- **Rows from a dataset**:
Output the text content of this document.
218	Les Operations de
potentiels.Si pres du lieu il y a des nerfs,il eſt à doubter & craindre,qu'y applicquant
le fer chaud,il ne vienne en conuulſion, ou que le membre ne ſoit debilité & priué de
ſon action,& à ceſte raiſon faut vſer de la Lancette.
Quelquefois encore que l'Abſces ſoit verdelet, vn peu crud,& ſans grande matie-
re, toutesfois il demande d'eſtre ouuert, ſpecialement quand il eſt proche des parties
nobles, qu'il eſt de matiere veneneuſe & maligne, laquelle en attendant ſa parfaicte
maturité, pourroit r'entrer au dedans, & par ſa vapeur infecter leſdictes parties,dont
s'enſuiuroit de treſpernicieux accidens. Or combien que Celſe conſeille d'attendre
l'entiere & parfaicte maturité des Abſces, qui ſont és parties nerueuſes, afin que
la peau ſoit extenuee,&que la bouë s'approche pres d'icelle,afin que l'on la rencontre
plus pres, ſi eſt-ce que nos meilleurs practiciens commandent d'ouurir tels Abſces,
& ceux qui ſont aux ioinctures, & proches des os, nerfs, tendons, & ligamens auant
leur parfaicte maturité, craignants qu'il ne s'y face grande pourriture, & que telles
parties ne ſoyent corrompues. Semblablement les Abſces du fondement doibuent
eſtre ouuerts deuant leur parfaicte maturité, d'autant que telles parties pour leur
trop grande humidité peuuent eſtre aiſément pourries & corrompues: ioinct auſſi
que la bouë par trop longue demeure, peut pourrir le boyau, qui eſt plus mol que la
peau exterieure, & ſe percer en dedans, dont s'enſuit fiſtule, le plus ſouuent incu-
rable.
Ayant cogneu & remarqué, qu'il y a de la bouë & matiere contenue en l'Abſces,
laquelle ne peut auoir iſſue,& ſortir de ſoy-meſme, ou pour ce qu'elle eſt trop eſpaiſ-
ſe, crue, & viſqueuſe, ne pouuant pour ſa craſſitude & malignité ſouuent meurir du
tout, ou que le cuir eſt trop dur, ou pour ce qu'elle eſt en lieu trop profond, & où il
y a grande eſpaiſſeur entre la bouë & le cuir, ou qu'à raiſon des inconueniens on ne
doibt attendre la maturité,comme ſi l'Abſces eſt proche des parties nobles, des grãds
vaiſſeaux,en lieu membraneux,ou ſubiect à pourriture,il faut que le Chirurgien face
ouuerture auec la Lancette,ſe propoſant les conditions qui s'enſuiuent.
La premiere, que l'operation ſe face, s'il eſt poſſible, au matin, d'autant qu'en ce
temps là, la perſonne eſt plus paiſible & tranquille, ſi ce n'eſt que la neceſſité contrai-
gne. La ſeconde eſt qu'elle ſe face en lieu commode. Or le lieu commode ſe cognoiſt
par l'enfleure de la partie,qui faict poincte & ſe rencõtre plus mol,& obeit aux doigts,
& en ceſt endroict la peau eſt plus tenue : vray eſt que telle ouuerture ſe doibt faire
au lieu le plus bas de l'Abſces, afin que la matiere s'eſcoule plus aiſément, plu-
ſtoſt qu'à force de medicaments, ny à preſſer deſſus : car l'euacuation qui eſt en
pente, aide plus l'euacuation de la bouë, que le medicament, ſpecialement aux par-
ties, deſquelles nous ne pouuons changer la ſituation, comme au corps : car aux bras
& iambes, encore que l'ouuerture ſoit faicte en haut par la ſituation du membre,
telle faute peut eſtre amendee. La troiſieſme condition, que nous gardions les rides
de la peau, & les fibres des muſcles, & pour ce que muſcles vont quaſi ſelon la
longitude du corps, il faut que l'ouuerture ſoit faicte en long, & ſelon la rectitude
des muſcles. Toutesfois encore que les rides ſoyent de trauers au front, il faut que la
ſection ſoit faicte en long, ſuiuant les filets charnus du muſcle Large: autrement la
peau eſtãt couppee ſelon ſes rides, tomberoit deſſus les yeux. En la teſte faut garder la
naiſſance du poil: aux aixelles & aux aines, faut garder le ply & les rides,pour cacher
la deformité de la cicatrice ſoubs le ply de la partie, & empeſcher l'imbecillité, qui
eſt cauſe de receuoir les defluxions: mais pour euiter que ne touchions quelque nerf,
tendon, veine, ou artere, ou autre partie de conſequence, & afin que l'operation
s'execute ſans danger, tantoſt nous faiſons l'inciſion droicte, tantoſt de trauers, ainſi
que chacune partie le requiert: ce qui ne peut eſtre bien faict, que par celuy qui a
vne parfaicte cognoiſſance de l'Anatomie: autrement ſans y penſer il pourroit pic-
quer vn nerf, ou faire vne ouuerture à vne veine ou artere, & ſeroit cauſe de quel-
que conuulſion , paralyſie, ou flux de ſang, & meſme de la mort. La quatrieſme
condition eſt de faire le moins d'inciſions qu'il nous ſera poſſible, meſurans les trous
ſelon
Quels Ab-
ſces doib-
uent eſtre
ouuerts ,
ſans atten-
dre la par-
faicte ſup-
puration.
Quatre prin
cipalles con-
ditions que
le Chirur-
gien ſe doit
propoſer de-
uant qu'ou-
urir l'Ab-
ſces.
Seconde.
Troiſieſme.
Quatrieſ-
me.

- **Exercise goal**:
Review the preceding data and report every line that includes the string "meſme".

- **Result of the task**:
laquelle ne peut auoir iſſue,& ſortir de ſoy-meſme, ou pour ce qu'elle eſt trop eſpaiſ-
que conuulſion , paralyſie, ou flux de ſang, & meſme de la mort. La quatrieſme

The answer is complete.